++++ Information shown

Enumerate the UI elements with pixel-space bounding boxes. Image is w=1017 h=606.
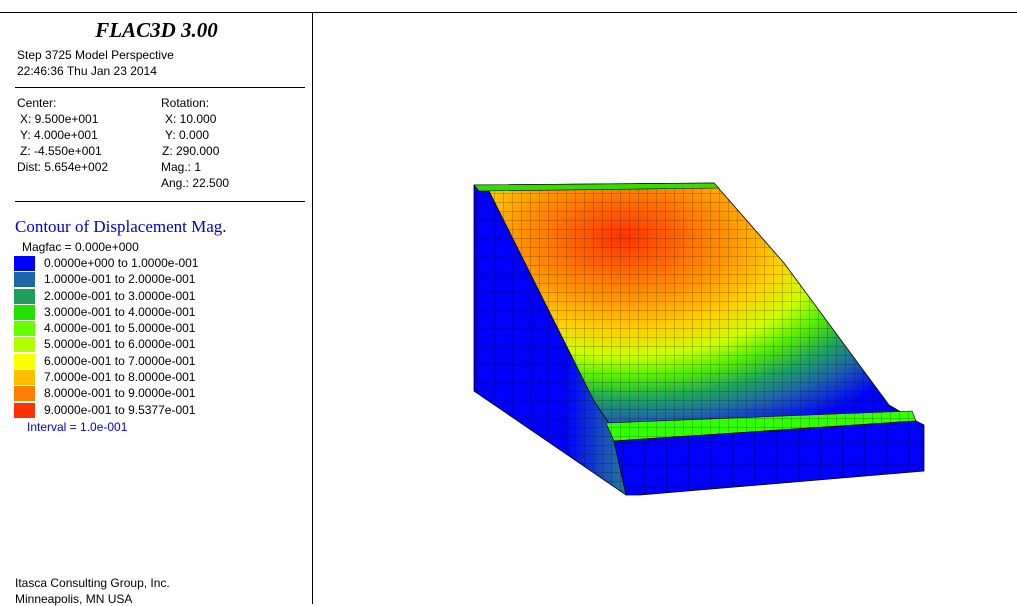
legend-swatch [14,402,35,418]
legend-label: 1.0000e-001 to 2.0000e-001 [44,272,196,287]
contour-interval: Interval = 1.0e-001 [27,420,128,434]
magnification: Mag.: 1 [161,160,202,174]
legend-swatch [14,304,35,320]
legend-label: 2.0000e-001 to 3.0000e-001 [44,288,196,303]
left-wall [473,184,641,496]
contour-title: Contour of Displacement Mag. [15,217,227,236]
info-panel: FLAC3D 3.00 Step 3725 Model Perspective … [0,12,313,606]
legend-swatch [14,370,35,386]
step-line: Step 3725 Model Perspective [17,48,174,62]
legend-swatch [14,353,35,369]
legend-label: 4.0000e-001 to 5.0000e-001 [44,321,196,336]
legend-label: 5.0000e-001 to 6.0000e-001 [44,337,196,352]
model-viewport[interactable] [314,13,1017,604]
location: Minneapolis, MN USA [15,592,133,606]
app-title: FLAC3D 3.00 [95,18,218,42]
legend-label: 8.0000e-001 to 9.0000e-001 [44,386,196,401]
angle: Ang.: 22.500 [161,176,230,190]
rotation-label: Rotation: [161,96,210,110]
legend-label: 0.0000e+000 to 1.0000e-001 [44,256,199,270]
crest-edge [473,182,720,192]
rotation-z: Z: 290.000 [162,144,220,158]
company: Itasca Consulting Group, Inc. [15,576,170,590]
rotation-x: X: 10.000 [165,112,217,126]
divider [15,87,305,88]
legend-swatch [14,288,35,304]
center-z: Z: -4.550e+001 [20,144,102,158]
frame-top-border [0,12,1017,13]
legend-swatch [14,321,35,337]
datetime: 22:46:36 Thu Jan 23 2014 [17,64,157,78]
center-x: X: 9.500e+001 [20,112,99,126]
distance: Dist: 5.654e+002 [17,160,109,174]
center-y: Y: 4.000e+001 [20,128,98,142]
magfac: Magfac = 0.000e+000 [22,240,139,254]
slope-model [473,182,925,496]
legend-swatch [14,256,35,271]
toe-block [613,420,925,496]
center-label: Center: [17,96,57,110]
legend-swatch [14,272,35,288]
legend-label: 7.0000e-001 to 8.0000e-001 [44,370,196,385]
legend-swatch [14,337,35,353]
legend-label: 3.0000e-001 to 4.0000e-001 [44,304,196,319]
rotation-y: Y: 0.000 [165,128,210,142]
divider [15,201,305,202]
legend-label: 6.0000e-001 to 7.0000e-001 [44,353,196,368]
legend-swatch [14,386,35,402]
legend-label: 9.0000e-001 to 9.5377e-001 [44,402,196,417]
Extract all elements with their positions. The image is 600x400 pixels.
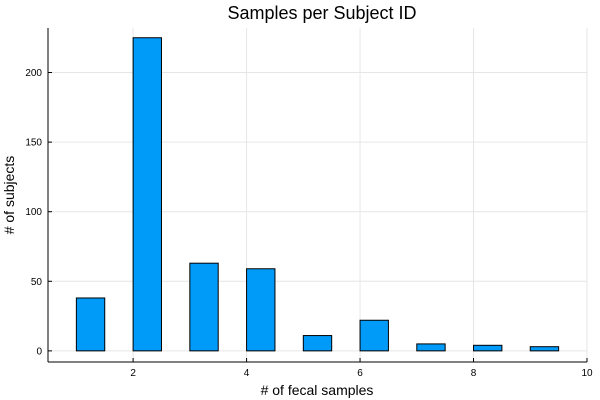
x-tick-label: 2 xyxy=(130,368,136,379)
grid xyxy=(48,28,588,362)
bar xyxy=(416,343,446,352)
bar xyxy=(473,344,503,352)
y-tick-label: 0 xyxy=(36,346,42,357)
x-tick-label: 8 xyxy=(471,368,477,379)
bar xyxy=(246,268,276,352)
y-axis-label: # of subjects xyxy=(1,156,17,235)
x-tick-label: 6 xyxy=(357,368,363,379)
x-tick-label: 4 xyxy=(244,368,250,379)
bar xyxy=(75,297,106,352)
bar xyxy=(132,37,162,352)
x-axis-label: # of fecal samples xyxy=(261,382,374,398)
bars xyxy=(75,37,560,352)
y-tick-label: 150 xyxy=(25,138,42,149)
bar xyxy=(529,346,560,352)
bar xyxy=(359,319,389,352)
bar xyxy=(189,262,219,352)
bar xyxy=(302,335,333,352)
x-tick-label: 10 xyxy=(581,368,593,379)
y-tick-label: 50 xyxy=(31,277,43,288)
axes xyxy=(47,28,588,363)
chart-title: Samples per Subject ID xyxy=(227,3,416,23)
y-tick-label: 200 xyxy=(25,68,42,79)
y-tick-label: 100 xyxy=(25,207,42,218)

++++++++

> [Directions]
Copy every line of both items above exactly, leaving out the pictures.

> [Worked answer]
Enumerate the UI elements with pixel-space bounding boxes. Image is w=1017 h=606.
legend-swatch [14,402,35,418]
legend-label: 1.0000e-001 to 2.0000e-001 [44,272,196,287]
contour-interval: Interval = 1.0e-001 [27,420,128,434]
magnification: Mag.: 1 [161,160,202,174]
legend-swatch [14,304,35,320]
legend-label: 2.0000e-001 to 3.0000e-001 [44,288,196,303]
left-wall [473,184,641,496]
contour-title: Contour of Displacement Mag. [15,217,227,236]
info-panel: FLAC3D 3.00 Step 3725 Model Perspective … [0,12,313,606]
legend-swatch [14,370,35,386]
step-line: Step 3725 Model Perspective [17,48,174,62]
legend-swatch [14,353,35,369]
legend-label: 4.0000e-001 to 5.0000e-001 [44,321,196,336]
legend-label: 5.0000e-001 to 6.0000e-001 [44,337,196,352]
model-viewport[interactable] [314,13,1017,604]
location: Minneapolis, MN USA [15,592,133,606]
app-title: FLAC3D 3.00 [95,18,218,42]
legend-label: 8.0000e-001 to 9.0000e-001 [44,386,196,401]
angle: Ang.: 22.500 [161,176,230,190]
rotation-label: Rotation: [161,96,210,110]
legend-label: 0.0000e+000 to 1.0000e-001 [44,256,199,270]
crest-edge [473,182,720,192]
rotation-z: Z: 290.000 [162,144,220,158]
company: Itasca Consulting Group, Inc. [15,576,170,590]
rotation-x: X: 10.000 [165,112,217,126]
divider [15,87,305,88]
legend-swatch [14,288,35,304]
center-z: Z: -4.550e+001 [20,144,102,158]
frame-top-border [0,12,1017,13]
legend-swatch [14,321,35,337]
datetime: 22:46:36 Thu Jan 23 2014 [17,64,157,78]
center-x: X: 9.500e+001 [20,112,99,126]
distance: Dist: 5.654e+002 [17,160,109,174]
center-y: Y: 4.000e+001 [20,128,98,142]
magfac: Magfac = 0.000e+000 [22,240,139,254]
slope-model [473,182,925,496]
legend-swatch [14,256,35,271]
toe-block [613,420,925,496]
center-label: Center: [17,96,57,110]
legend-swatch [14,272,35,288]
legend-label: 7.0000e-001 to 8.0000e-001 [44,370,196,385]
legend-swatch [14,337,35,353]
legend-label: 3.0000e-001 to 4.0000e-001 [44,304,196,319]
rotation-y: Y: 0.000 [165,128,210,142]
divider [15,201,305,202]
legend-label: 6.0000e-001 to 7.0000e-001 [44,353,196,368]
legend-swatch [14,386,35,402]
legend-label: 9.0000e-001 to 9.5377e-001 [44,402,196,417]
Extract all elements with their positions. The image is 600x400 pixels.
x-tick-label: 2 xyxy=(130,368,136,379)
grid xyxy=(48,28,588,362)
bar xyxy=(416,343,446,352)
bar xyxy=(473,344,503,352)
y-tick-label: 0 xyxy=(36,346,42,357)
x-tick-label: 8 xyxy=(471,368,477,379)
bar xyxy=(246,268,276,352)
y-axis-label: # of subjects xyxy=(1,156,17,235)
x-tick-label: 6 xyxy=(357,368,363,379)
x-tick-label: 4 xyxy=(244,368,250,379)
bar xyxy=(75,297,106,352)
bar xyxy=(132,37,162,352)
x-axis-label: # of fecal samples xyxy=(261,382,374,398)
bars xyxy=(75,37,560,352)
y-tick-label: 150 xyxy=(25,138,42,149)
bar xyxy=(529,346,560,352)
bar xyxy=(359,319,389,352)
bar xyxy=(189,262,219,352)
bar xyxy=(302,335,333,352)
x-tick-label: 10 xyxy=(581,368,593,379)
y-tick-label: 50 xyxy=(31,277,43,288)
axes xyxy=(47,28,588,363)
chart-title: Samples per Subject ID xyxy=(227,3,416,23)
y-tick-label: 200 xyxy=(25,68,42,79)
y-tick-label: 100 xyxy=(25,207,42,218)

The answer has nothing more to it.